Exercise instructions - Tell how many lines in the data below include the word "text". The answer is the number only.

[Begin]

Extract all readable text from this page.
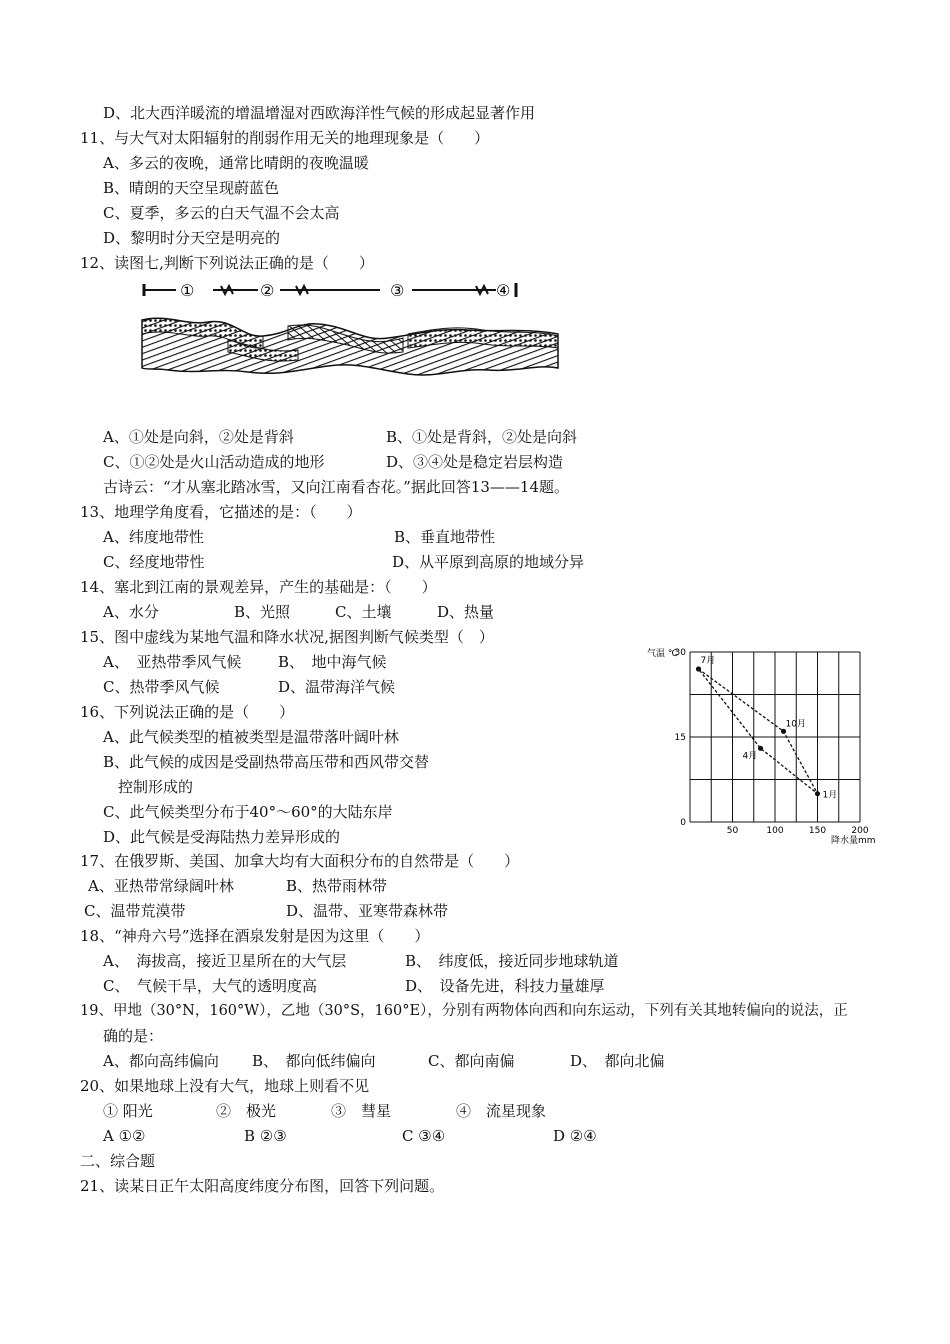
D、北大西洋暖流的增温增湿对西欧海洋性气候的形成起显著作用
11、与大气对太阳辐射的削弱作用无关的地理现象是（　　）
A、多云的夜晚，通常比晴朗的夜晚温暖
B、晴朗的天空呈现蔚蓝色
C、夏季，多云的白天气温不会太高
D、黎明时分天空是明亮的
12、读图七,判断下列说法正确的是（　　）
①	②	③	④
A、①处是向斜，②处是背斜	B、①处是背斜，②处是向斜
C、①②处是火山活动造成的地形	D、③④处是稳定岩层构造
古诗云：“才从塞北踏冰雪，又向江南看杏花。”据此回答13——14题。
13、地理学角度看，它描述的是：（　　）
A、纬度地带性	B、垂直地带性
C、经度地带性	D、从平原到高原的地域分异
14、塞北到江南的景观差异，产生的基础是：（　　）
A、水分	B、光照	C、土壤	D、热量
15、图中虚线为某地气温和降水状况,据图判断气候类型（　）
A、　亚热带季风气候 B、　地中海气候
C、热带季风气候	D、温带海洋气候
16、下列说法正确的是（　　）
A、此气候类型的植被类型是温带落叶阔叶林
B、此气候的成因是受副热带高压带和西风带交替
控制形成的
C、此气候类型分布于40°～60°的大陆东岸
D、此气候是受海陆热力差异形成的	50	100	150	200
0
15
30
7月
10月
1月
4月
气温 ℃
降水量mm
17、在俄罗斯、美国、加拿大均有大面积分布的自然带是（　　）
A、亚热带常绿阔叶林	B、热带雨林带
C、温带荒漠带	D、温带、亚寒带森林带
18、“神舟六号”选择在酒泉发射是因为这里（　　）
A、　海拔高，接近卫星所在的大气层	B、　纬度低，接近同步地球轨道
C、　气候干旱，大气的透明度高	D、　设备先进，科技力量雄厚
19、甲地（30°N，160°W），乙地（30°S，160°E），分别有两物体向西和向东运动，下列有关其地转偏向的说法，正
确的是：
A、都向高纬偏向 B、　都向低纬偏向	C、都向南偏	D、　都向北偏
20、如果地球上没有大气，地球上则看不见
① 阳光	②　极光	③　彗星	④　流星现象
A ①②	B ②③	C ③④	D ②④
二、综合题
21、读某日正午太阳高度纬度分布图，回答下列问题。
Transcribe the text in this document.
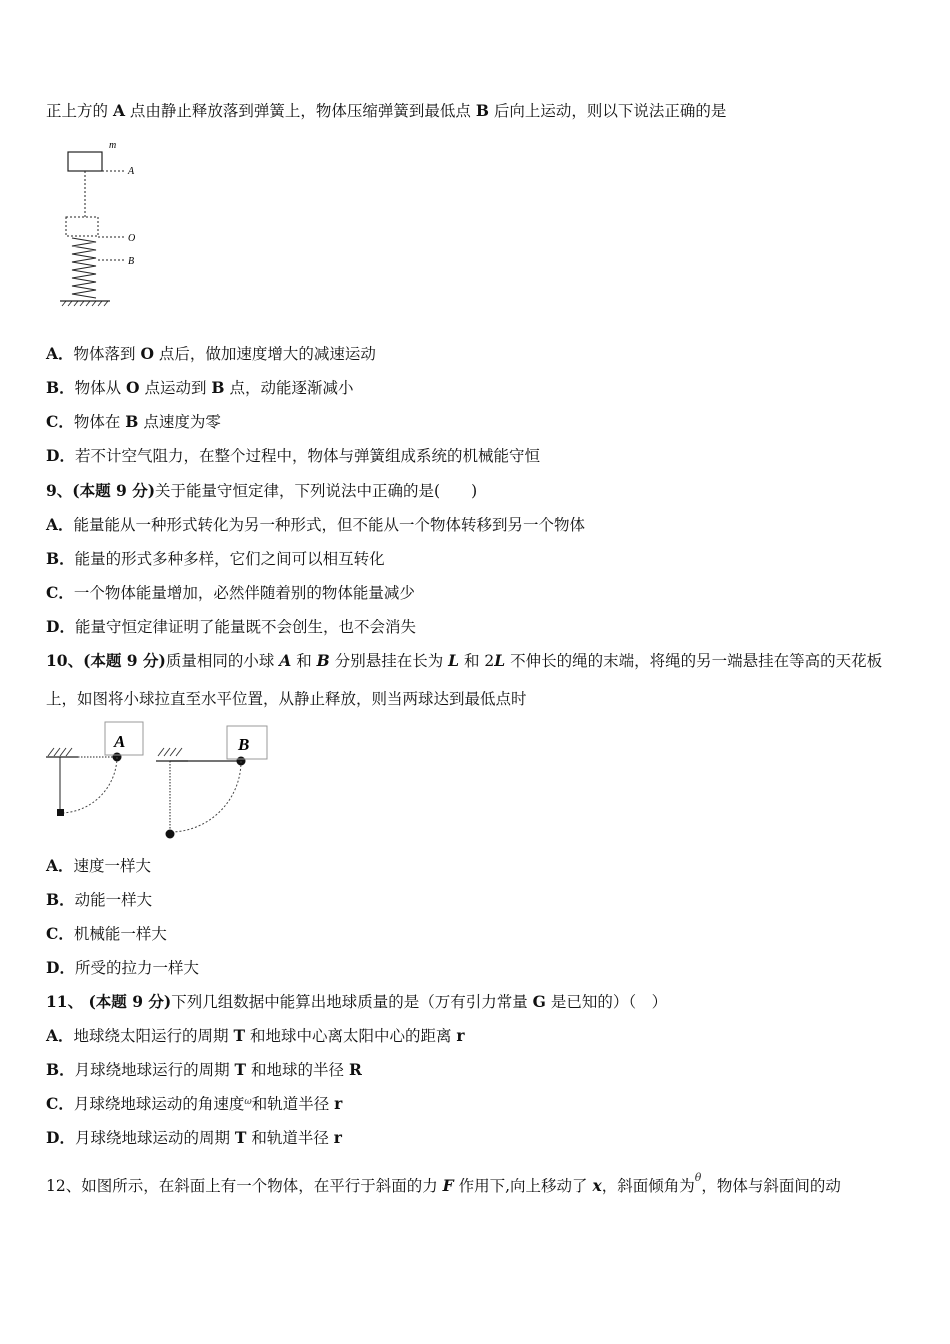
正上方的 A 点由静止释放落到弹簧上，物体压缩弹簧到最低点 B 后向上运动，则以下说法正确的是
m
A
O
B
A．物体落到 O 点后，做加速度增大的减速运动
B．物体从 O 点运动到 B 点，动能逐渐减小
C．物体在 B 点速度为零
D．若不计空气阻力，在整个过程中，物体与弹簧组成系统的机械能守恒
9、(本题 9 分)关于能量守恒定律，下列说法中正确的是(　　)
A．能量能从一种形式转化为另一种形式，但不能从一个物体转移到另一个物体
B．能量的形式多种多样，它们之间可以相互转化
C．一个物体能量增加，必然伴随着别的物体能量减少
D．能量守恒定律证明了能量既不会创生，也不会消失
10、(本题 9 分)质量相同的小球 A 和 B 分别悬挂在长为 L 和 2L 不伸长的绳的末端，将绳的另一端悬挂在等高的天花板
上，如图将小球拉直至水平位置，从静止释放，则当两球达到最低点时
A	B
A．速度一样大
B．动能一样大
C．机械能一样大
D．所受的拉力一样大
11、 (本题 9 分)下列几组数据中能算出地球质量的是（万有引力常量 G 是已知的）（　）
A．地球绕太阳运行的周期 T 和地球中心离太阳中心的距离 r
B．月球绕地球运行的周期 T 和地球的半径 R
C．月球绕地球运动的角速度$^\omega$和轨道半径 r
D．月球绕地球运动的周期 T 和轨道半径 r
12、如图所示，在斜面上有一个物体，在平行于斜面的力 F 作用下,向上移动了 x，斜面倾角为$^\theta$，物体与斜面间的动
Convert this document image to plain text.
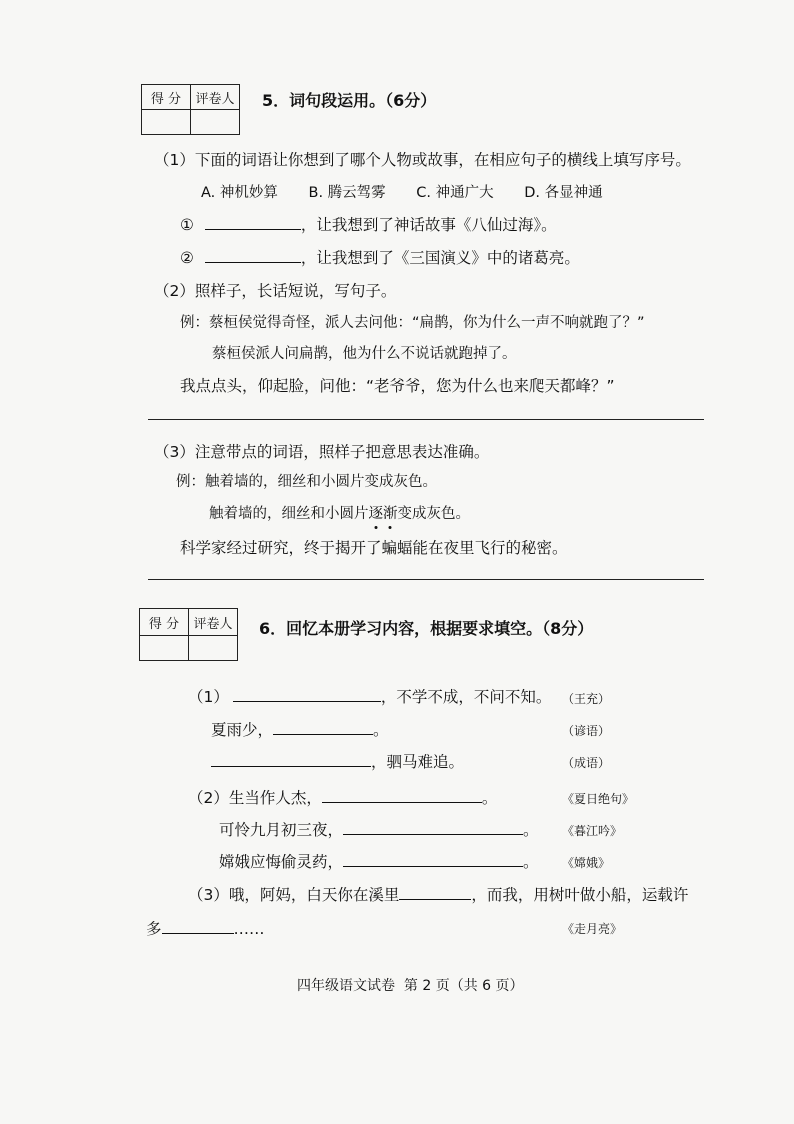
得 分	评卷人
	5．词句段运用。（6分）
（1）下面的词语让你想到了哪个人物或故事，在相应句子的横线上填写序号。
A. 神机妙算 B. 腾云驾雾 C. 神通广大 D. 各显神通
①	，让我想到了神话故事《八仙过海》。
②	，让我想到了《三国演义》中的诸葛亮。
（2）照样子，长话短说，写句子。
例：蔡桓侯觉得奇怪，派人去问他：“扁鹊，你为什么一声不响就跑了？”
蔡桓侯派人问扁鹊，他为什么不说话就跑掉了。
我点点头，仰起脸，问他：“老爷爷，您为什么也来爬天都峰？”
（3）注意带点的词语，照样子把意思表达准确。
例：触着墙的，细丝和小圆片变成灰色。
触着墙的，细丝和小圆片逐渐变成灰色。
科学家经过研究，终于揭开了蝙蝠能在夜里飞行的秘密。
得 分	评卷人
	6．回忆本册学习内容，根据要求填空。（8分）
（1）	，不学不成，不问不知。 （王充）
夏雨少，	。	（谚语）
，驷马难追。	（成语）
（2）生当作人杰，	。	《夏日绝句》
可怜九月初三夜，	。 《暮江吟》
嫦娥应悔偷灵药，	。 《嫦娥》
（3）哦，阿妈，白天你在溪里	，而我，用树叶做小船，运载许
多	……	《走月亮》
四年级语文试卷  第 2 页（共 6 页）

[End]

Worked answer - 3